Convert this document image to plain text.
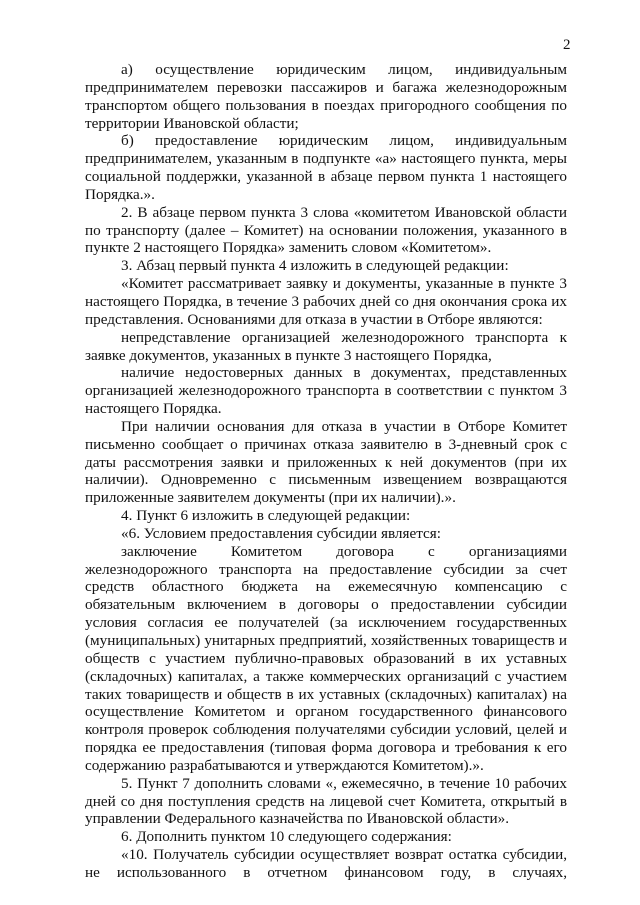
2

а) осуществление юридическим лицом, индивидуальным предпринимателем перевозки пассажиров и багажа железнодорожным транспортом общего пользования в поездах пригородного сообщения по территории Ивановской области;

б) предоставление юридическим лицом, индивидуальным предпринимателем, указанным в подпункте «а» настоящего пункта, меры социальной поддержки, указанной в абзаце первом пункта 1 настоящего Порядка.».

2. В абзаце первом пункта 3 слова «комитетом Ивановской области по транспорту (далее – Комитет) на основании положения, указанного в пункте 2 настоящего Порядка» заменить словом «Комитетом».

3. Абзац первый пункта 4 изложить в следующей редакции:

«Комитет рассматривает заявку и документы, указанные в пункте 3 настоящего Порядка, в течение 3 рабочих дней со дня окончания срока их представления. Основаниями для отказа в участии в Отборе являются:

непредставление организацией железнодорожного транспорта к
заявке документов, указанных в пункте 3 настоящего Порядка,

наличие недостоверных данных в документах, представленных организацией железнодорожного транспорта в соответствии с пунктом 3 настоящего Порядка.

При наличии основания для отказа в участии в Отборе Комитет письменно сообщает о причинах отказа заявителю в 3-дневный срок с даты рассмотрения заявки и приложенных к ней документов (при их наличии). Одновременно с письменным извещением возвращаются приложенные заявителем документы (при их наличии).».

4. Пункт 6 изложить в следующей редакции:

«6. Условием предоставления субсидии является:

заключение Комитетом договора с организациями железнодорожного транспорта на предоставление субсидии за счет средств областного бюджета на ежемесячную компенсацию с обязательным включением в договоры о предоставлении субсидии условия согласия ее получателей (за исключением государственных (муниципальных) унитарных предприятий, хозяйственных товариществ и обществ с участием публично-правовых образований в их уставных (складочных) капиталах, а также коммерческих организаций с участием таких товариществ и обществ в их уставных (складочных) капиталах) на осуществление Комитетом и органом государственного финансового контроля проверок соблюдения получателями субсидии условий, целей и порядка ее предоставления (типовая форма договора и требования к его содержанию разрабатываются и утверждаются Комитетом).».

5. Пункт 7 дополнить словами «, ежемесячно, в течение 10 рабочих дней со дня поступления средств на лицевой счет Комитета, открытый в управлении Федерального казначейства по Ивановской области».

6. Дополнить пунктом 10 следующего содержания:

«10. Получатель субсидии осуществляет возврат остатка субсидии, не использованного в отчетном финансовом году, в случаях,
━━━━━━━━━━━━━━━━━━━━━━━━━━━━━━
> **SET EXERCISE**
Output the entries above exactly. Drop the pictures.

> **SOLUTION TO THE PROBLEM**
Convert this document image to plain text.
2

а) осуществление юридическим лицом, индивидуальным предпринимателем перевозки пассажиров и багажа железнодорожным транспортом общего пользования в поездах пригородного сообщения по территории Ивановской области;

б) предоставление юридическим лицом, индивидуальным предпринимателем, указанным в подпункте «а» настоящего пункта, меры социальной поддержки, указанной в абзаце первом пункта 1 настоящего Порядка.».

2. В абзаце первом пункта 3 слова «комитетом Ивановской области по транспорту (далее – Комитет) на основании положения, указанного в пункте 2 настоящего Порядка» заменить словом «Комитетом».

3. Абзац первый пункта 4 изложить в следующей редакции:

«Комитет рассматривает заявку и документы, указанные в пункте 3 настоящего Порядка, в течение 3 рабочих дней со дня окончания срока их представления. Основаниями для отказа в участии в Отборе являются:

непредставление организацией железнодорожного транспорта к
заявке документов, указанных в пункте 3 настоящего Порядка,

наличие недостоверных данных в документах, представленных организацией железнодорожного транспорта в соответствии с пунктом 3 настоящего Порядка.

При наличии основания для отказа в участии в Отборе Комитет письменно сообщает о причинах отказа заявителю в 3-дневный срок с даты рассмотрения заявки и приложенных к ней документов (при их наличии). Одновременно с письменным извещением возвращаются приложенные заявителем документы (при их наличии).».

4. Пункт 6 изложить в следующей редакции:

«6. Условием предоставления субсидии является:

заключение Комитетом договора с организациями железнодорожного транспорта на предоставление субсидии за счет средств областного бюджета на ежемесячную компенсацию с обязательным включением в договоры о предоставлении субсидии условия согласия ее получателей (за исключением государственных (муниципальных) унитарных предприятий, хозяйственных товариществ и обществ с участием публично-правовых образований в их уставных (складочных) капиталах, а также коммерческих организаций с участием таких товариществ и обществ в их уставных (складочных) капиталах) на осуществление Комитетом и органом государственного финансового контроля проверок соблюдения получателями субсидии условий, целей и порядка ее предоставления (типовая форма договора и требования к его содержанию разрабатываются и утверждаются Комитетом).».

5. Пункт 7 дополнить словами «, ежемесячно, в течение 10 рабочих дней со дня поступления средств на лицевой счет Комитета, открытый в управлении Федерального казначейства по Ивановской области».

6. Дополнить пунктом 10 следующего содержания:

«10. Получатель субсидии осуществляет возврат остатка субсидии, не использованного в отчетном финансовом году, в случаях,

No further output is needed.